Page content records

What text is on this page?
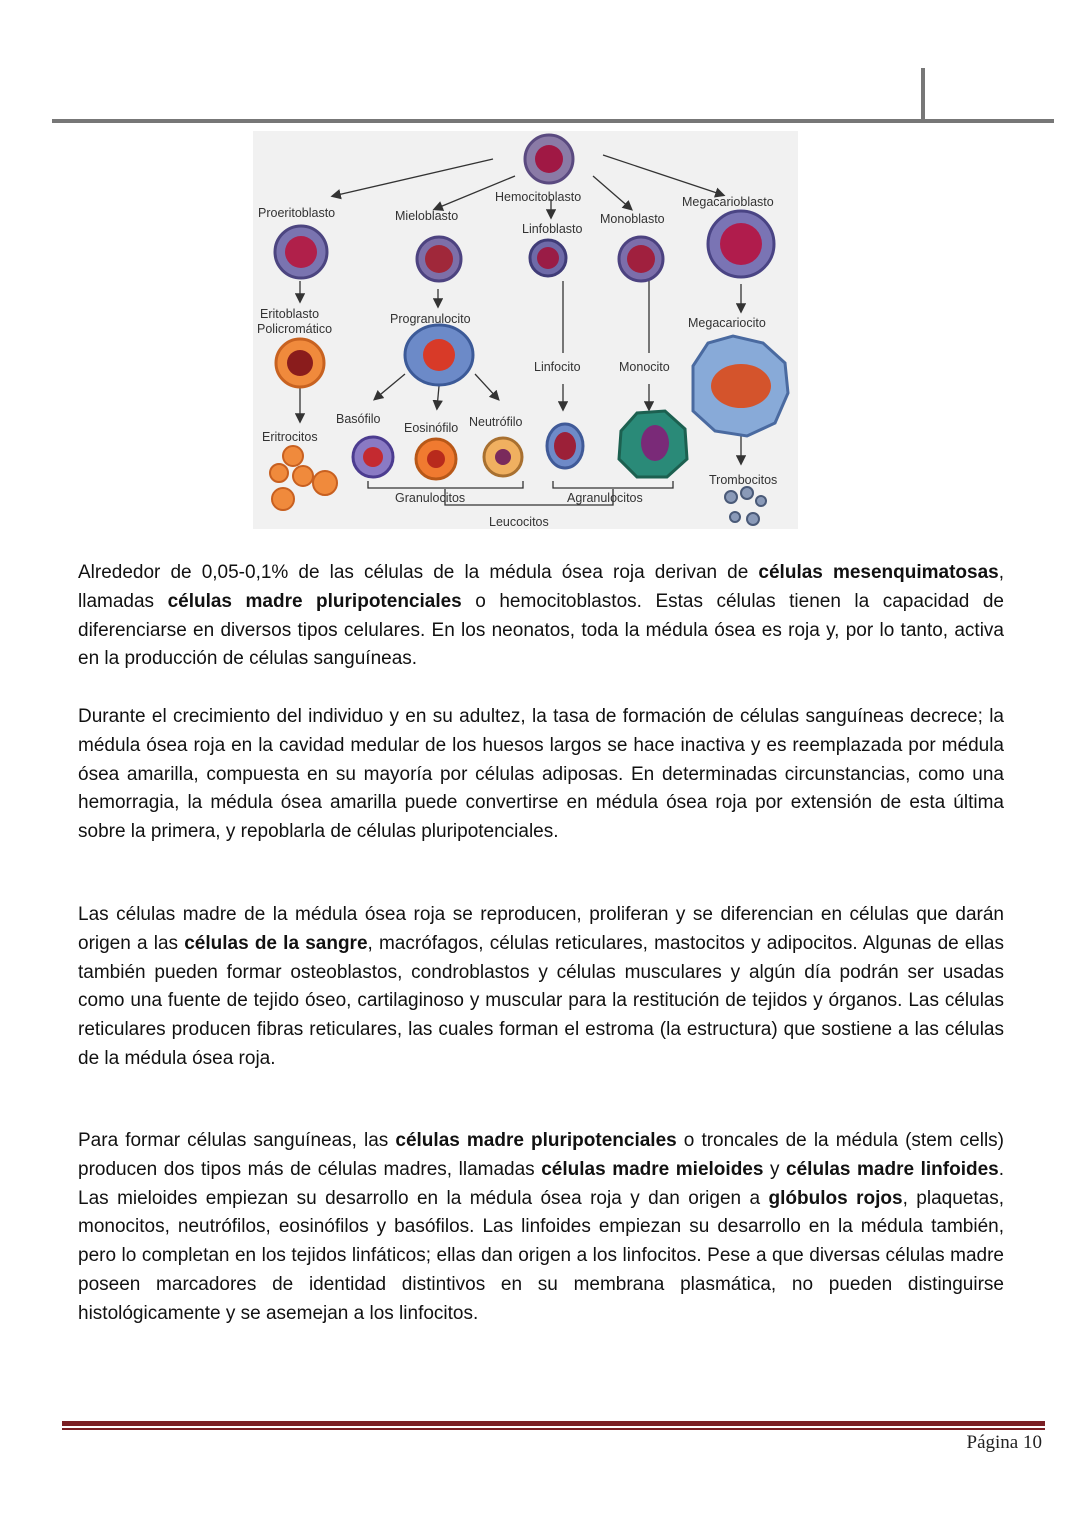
Hemocitoblasto
Proeritoblasto	Mieloblasto
Linfoblasto
Monoblasto
Megacarioblasto
Eritoblasto
Policromático
Progranulocito
Linfocito	Monocito
Megacariocito
Basófilo
Eosinófilo Neutrófilo
Eritrocitos
Trombocitos
Granulocitos	Agranulocitos
Leucocitos

Alrededor de 0,05-0,1% de las células de la médula ósea roja derivan de células mesenquimatosas, llamadas células madre pluripotenciales o hemocitoblastos. Estas células tienen la capacidad de diferenciarse en diversos tipos celulares. En los neonatos, toda la médula ósea es roja y, por lo tanto, activa en la producción de células sanguíneas.

Durante el crecimiento del individuo y en su adultez, la tasa de formación de células sanguíneas decrece; la médula ósea roja en la cavidad medular de los huesos largos se hace inactiva y es reemplazada por médula ósea amarilla, compuesta en su mayoría por células adiposas. En determinadas circunstancias, como una hemorragia, la médula ósea amarilla puede convertirse en médula ósea roja por extensión de esta última sobre la primera, y repoblarla de células pluripotenciales.

Las células madre de la médula ósea roja se reproducen, proliferan y se diferencian en células que darán origen a las células de la sangre, macrófagos, células reticulares, mastocitos y adipocitos. Algunas de ellas también pueden formar osteoblastos, condroblastos y células musculares y algún día podrán ser usadas como una fuente de tejido óseo, cartilaginoso y muscular para la restitución de tejidos y órganos. Las células reticulares producen fibras reticulares, las cuales forman el estroma (la estructura) que sostiene a las células de la médula ósea roja.

Para formar células sanguíneas, las células madre pluripotenciales o troncales de la médula (stem cells) producen dos tipos más de células madres, llamadas células madre mieloides y células madre linfoides. Las mieloides empiezan su desarrollo en la médula ósea roja y dan origen a glóbulos rojos, plaquetas, monocitos, neutrófilos, eosinófilos y basófilos. Las linfoides empiezan su desarrollo en la médula también, pero lo completan en los tejidos linfáticos; ellas dan origen a los linfocitos. Pese a que diversas células madre poseen marcadores de identidad distintivos en su membrana plasmática, no pueden distinguirse histológicamente y se asemejan a los linfocitos.

Página 10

* [Exercise brief]:
Please set down every record exactly as it appears, leaving out the pictures.

* [Response to the task]:
What text is on this page?
Hemocitoblasto
Proeritoblasto	Mieloblasto
Linfoblasto
Monoblasto
Megacarioblasto
Eritoblasto
Policromático
Progranulocito
Linfocito	Monocito
Megacariocito
Basófilo
Eosinófilo Neutrófilo
Eritrocitos
Trombocitos
Granulocitos	Agranulocitos
Leucocitos

Alrededor de 0,05-0,1% de las células de la médula ósea roja derivan de células mesenquimatosas, llamadas células madre pluripotenciales o hemocitoblastos. Estas células tienen la capacidad de diferenciarse en diversos tipos celulares. En los neonatos, toda la médula ósea es roja y, por lo tanto, activa en la producción de células sanguíneas.

Durante el crecimiento del individuo y en su adultez, la tasa de formación de células sanguíneas decrece; la médula ósea roja en la cavidad medular de los huesos largos se hace inactiva y es reemplazada por médula ósea amarilla, compuesta en su mayoría por células adiposas. En determinadas circunstancias, como una hemorragia, la médula ósea amarilla puede convertirse en médula ósea roja por extensión de esta última sobre la primera, y repoblarla de células pluripotenciales.

Las células madre de la médula ósea roja se reproducen, proliferan y se diferencian en células que darán origen a las células de la sangre, macrófagos, células reticulares, mastocitos y adipocitos. Algunas de ellas también pueden formar osteoblastos, condroblastos y células musculares y algún día podrán ser usadas como una fuente de tejido óseo, cartilaginoso y muscular para la restitución de tejidos y órganos. Las células reticulares producen fibras reticulares, las cuales forman el estroma (la estructura) que sostiene a las células de la médula ósea roja.

Para formar células sanguíneas, las células madre pluripotenciales o troncales de la médula (stem cells) producen dos tipos más de células madres, llamadas células madre mieloides y células madre linfoides. Las mieloides empiezan su desarrollo en la médula ósea roja y dan origen a glóbulos rojos, plaquetas, monocitos, neutrófilos, eosinófilos y basófilos. Las linfoides empiezan su desarrollo en la médula también, pero lo completan en los tejidos linfáticos; ellas dan origen a los linfocitos. Pese a que diversas células madre poseen marcadores de identidad distintivos en su membrana plasmática, no pueden distinguirse histológicamente y se asemejan a los linfocitos.

Página 10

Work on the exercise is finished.